» LISTED ENTRIES

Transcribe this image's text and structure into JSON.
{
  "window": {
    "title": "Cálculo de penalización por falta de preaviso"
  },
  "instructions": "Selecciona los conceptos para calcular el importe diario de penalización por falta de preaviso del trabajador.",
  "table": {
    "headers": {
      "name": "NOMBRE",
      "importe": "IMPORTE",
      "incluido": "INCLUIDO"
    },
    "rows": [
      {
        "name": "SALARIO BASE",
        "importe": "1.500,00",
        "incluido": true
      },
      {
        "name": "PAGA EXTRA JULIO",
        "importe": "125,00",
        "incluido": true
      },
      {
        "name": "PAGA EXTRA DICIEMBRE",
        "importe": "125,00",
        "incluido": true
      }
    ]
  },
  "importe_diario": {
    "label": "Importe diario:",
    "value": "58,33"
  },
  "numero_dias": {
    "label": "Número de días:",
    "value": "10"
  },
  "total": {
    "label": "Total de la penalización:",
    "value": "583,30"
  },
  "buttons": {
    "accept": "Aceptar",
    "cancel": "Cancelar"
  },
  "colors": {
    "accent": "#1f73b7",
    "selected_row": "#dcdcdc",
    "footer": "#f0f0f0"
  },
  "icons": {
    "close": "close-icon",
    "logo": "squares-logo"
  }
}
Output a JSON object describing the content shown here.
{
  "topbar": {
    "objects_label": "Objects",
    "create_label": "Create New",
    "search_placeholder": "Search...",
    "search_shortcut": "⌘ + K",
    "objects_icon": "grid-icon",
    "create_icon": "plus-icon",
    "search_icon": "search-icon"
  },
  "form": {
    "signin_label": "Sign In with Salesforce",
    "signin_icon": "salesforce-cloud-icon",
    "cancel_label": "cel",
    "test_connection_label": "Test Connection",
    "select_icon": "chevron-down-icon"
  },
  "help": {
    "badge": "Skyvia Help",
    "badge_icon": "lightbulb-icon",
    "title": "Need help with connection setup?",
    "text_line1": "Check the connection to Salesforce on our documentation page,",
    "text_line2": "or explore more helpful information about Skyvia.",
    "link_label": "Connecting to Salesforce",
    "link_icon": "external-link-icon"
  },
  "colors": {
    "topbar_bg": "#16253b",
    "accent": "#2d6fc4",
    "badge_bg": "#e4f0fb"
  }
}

» WHAT NEEDS TO BE DONE
All of the entries above should be written out again exactly.

» THE REPLY
Transcribe this image's text and structure into JSON.
{
  "window": {
    "title": "Cálculo de penalización por falta de preaviso"
  },
  "instructions": "Selecciona los conceptos para calcular el importe diario de penalización por falta de preaviso del trabajador.",
  "table": {
    "headers": {
      "name": "NOMBRE",
      "importe": "IMPORTE",
      "incluido": "INCLUIDO"
    },
    "rows": [
      {
        "name": "SALARIO BASE",
        "importe": "1.500,00",
        "incluido": true
      },
      {
        "name": "PAGA EXTRA JULIO",
        "importe": "125,00",
        "incluido": true
      },
      {
        "name": "PAGA EXTRA DICIEMBRE",
        "importe": "125,00",
        "incluido": true
      }
    ]
  },
  "importe_diario": {
    "label": "Importe diario:",
    "value": "58,33"
  },
  "numero_dias": {
    "label": "Número de días:",
    "value": "10"
  },
  "total": {
    "label": "Total de la penalización:",
    "value": "583,30"
  },
  "buttons": {
    "accept": "Aceptar",
    "cancel": "Cancelar"
  },
  "colors": {
    "accent": "#1f73b7",
    "selected_row": "#dcdcdc",
    "footer": "#f0f0f0"
  },
  "icons": {
    "close": "close-icon",
    "logo": "squares-logo"
  }
}
Output a JSON object describing the content shown here.
{
  "topbar": {
    "objects_label": "Objects",
    "create_label": "Create New",
    "search_placeholder": "Search...",
    "search_shortcut": "⌘ + K",
    "objects_icon": "grid-icon",
    "create_icon": "plus-icon",
    "search_icon": "search-icon"
  },
  "form": {
    "signin_label": "Sign In with Salesforce",
    "signin_icon": "salesforce-cloud-icon",
    "cancel_label": "cel",
    "test_connection_label": "Test Connection",
    "select_icon": "chevron-down-icon"
  },
  "help": {
    "badge": "Skyvia Help",
    "badge_icon": "lightbulb-icon",
    "title": "Need help with connection setup?",
    "text_line1": "Check the connection to Salesforce on our documentation page,",
    "text_line2": "or explore more helpful information about Skyvia.",
    "link_label": "Connecting to Salesforce",
    "link_icon": "external-link-icon"
  },
  "colors": {
    "topbar_bg": "#16253b",
    "accent": "#2d6fc4",
    "badge_bg": "#e4f0fb"
  }
}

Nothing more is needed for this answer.